Short task -
Extract the complete data exactly as given.

Listing -
-----

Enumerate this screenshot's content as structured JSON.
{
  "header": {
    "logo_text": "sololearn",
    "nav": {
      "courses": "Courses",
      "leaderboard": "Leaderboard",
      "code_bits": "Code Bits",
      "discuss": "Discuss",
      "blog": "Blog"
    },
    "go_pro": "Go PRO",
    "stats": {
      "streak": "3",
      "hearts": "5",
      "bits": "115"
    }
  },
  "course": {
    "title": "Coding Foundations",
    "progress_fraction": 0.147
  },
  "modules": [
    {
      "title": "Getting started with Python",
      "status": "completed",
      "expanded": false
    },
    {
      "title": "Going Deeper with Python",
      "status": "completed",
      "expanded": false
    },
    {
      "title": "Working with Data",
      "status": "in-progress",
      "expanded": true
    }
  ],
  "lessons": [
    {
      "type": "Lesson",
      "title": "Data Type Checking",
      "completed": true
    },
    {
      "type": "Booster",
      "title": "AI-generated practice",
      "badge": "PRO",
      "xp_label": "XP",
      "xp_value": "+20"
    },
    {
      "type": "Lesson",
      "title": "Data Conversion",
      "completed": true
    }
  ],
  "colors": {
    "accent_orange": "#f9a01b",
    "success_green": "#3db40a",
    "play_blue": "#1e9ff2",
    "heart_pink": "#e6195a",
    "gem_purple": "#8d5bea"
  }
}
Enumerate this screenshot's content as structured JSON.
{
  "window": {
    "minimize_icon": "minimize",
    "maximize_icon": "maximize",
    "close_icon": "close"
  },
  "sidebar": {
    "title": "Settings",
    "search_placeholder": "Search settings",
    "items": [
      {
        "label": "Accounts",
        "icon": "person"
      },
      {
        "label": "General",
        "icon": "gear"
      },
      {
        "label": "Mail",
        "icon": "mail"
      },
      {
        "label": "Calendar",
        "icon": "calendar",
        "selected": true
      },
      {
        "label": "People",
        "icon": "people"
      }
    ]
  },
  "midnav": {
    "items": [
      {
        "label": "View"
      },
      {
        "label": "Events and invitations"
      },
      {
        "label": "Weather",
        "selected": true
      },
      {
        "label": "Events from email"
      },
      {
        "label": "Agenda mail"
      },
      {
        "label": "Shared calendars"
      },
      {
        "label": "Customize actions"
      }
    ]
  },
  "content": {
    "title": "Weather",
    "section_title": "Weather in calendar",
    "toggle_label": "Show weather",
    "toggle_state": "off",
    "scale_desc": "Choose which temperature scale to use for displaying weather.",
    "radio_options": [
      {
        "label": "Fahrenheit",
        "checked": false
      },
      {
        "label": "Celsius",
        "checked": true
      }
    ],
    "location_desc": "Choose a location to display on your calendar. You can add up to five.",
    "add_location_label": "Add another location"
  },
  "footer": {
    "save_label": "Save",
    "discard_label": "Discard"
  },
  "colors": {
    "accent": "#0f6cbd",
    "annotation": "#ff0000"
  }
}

-----

Correct answer -
Enumerate this screenshot's content as structured JSON.
{
  "header": {
    "logo_text": "sololearn",
    "nav": {
      "courses": "Courses",
      "leaderboard": "Leaderboard",
      "code_bits": "Code Bits",
      "discuss": "Discuss",
      "blog": "Blog"
    },
    "go_pro": "Go PRO",
    "stats": {
      "streak": "3",
      "hearts": "5",
      "bits": "115"
    }
  },
  "course": {
    "title": "Coding Foundations",
    "progress_fraction": 0.147
  },
  "modules": [
    {
      "title": "Getting started with Python",
      "status": "completed",
      "expanded": false
    },
    {
      "title": "Going Deeper with Python",
      "status": "completed",
      "expanded": false
    },
    {
      "title": "Working with Data",
      "status": "in-progress",
      "expanded": true
    }
  ],
  "lessons": [
    {
      "type": "Lesson",
      "title": "Data Type Checking",
      "completed": true
    },
    {
      "type": "Booster",
      "title": "AI-generated practice",
      "badge": "PRO",
      "xp_label": "XP",
      "xp_value": "+20"
    },
    {
      "type": "Lesson",
      "title": "Data Conversion",
      "completed": true
    }
  ],
  "colors": {
    "accent_orange": "#f9a01b",
    "success_green": "#3db40a",
    "play_blue": "#1e9ff2",
    "heart_pink": "#e6195a",
    "gem_purple": "#8d5bea"
  }
}
Enumerate this screenshot's content as structured JSON.
{
  "window": {
    "minimize_icon": "minimize",
    "maximize_icon": "maximize",
    "close_icon": "close"
  },
  "sidebar": {
    "title": "Settings",
    "search_placeholder": "Search settings",
    "items": [
      {
        "label": "Accounts",
        "icon": "person"
      },
      {
        "label": "General",
        "icon": "gear"
      },
      {
        "label": "Mail",
        "icon": "mail"
      },
      {
        "label": "Calendar",
        "icon": "calendar",
        "selected": true
      },
      {
        "label": "People",
        "icon": "people"
      }
    ]
  },
  "midnav": {
    "items": [
      {
        "label": "View"
      },
      {
        "label": "Events and invitations"
      },
      {
        "label": "Weather",
        "selected": true
      },
      {
        "label": "Events from email"
      },
      {
        "label": "Agenda mail"
      },
      {
        "label": "Shared calendars"
      },
      {
        "label": "Customize actions"
      }
    ]
  },
  "content": {
    "title": "Weather",
    "section_title": "Weather in calendar",
    "toggle_label": "Show weather",
    "toggle_state": "off",
    "scale_desc": "Choose which temperature scale to use for displaying weather.",
    "radio_options": [
      {
        "label": "Fahrenheit",
        "checked": false
      },
      {
        "label": "Celsius",
        "checked": true
      }
    ],
    "location_desc": "Choose a location to display on your calendar. You can add up to five.",
    "add_location_label": "Add another location"
  },
  "footer": {
    "save_label": "Save",
    "discard_label": "Discard"
  },
  "colors": {
    "accent": "#0f6cbd",
    "annotation": "#ff0000"
  }
}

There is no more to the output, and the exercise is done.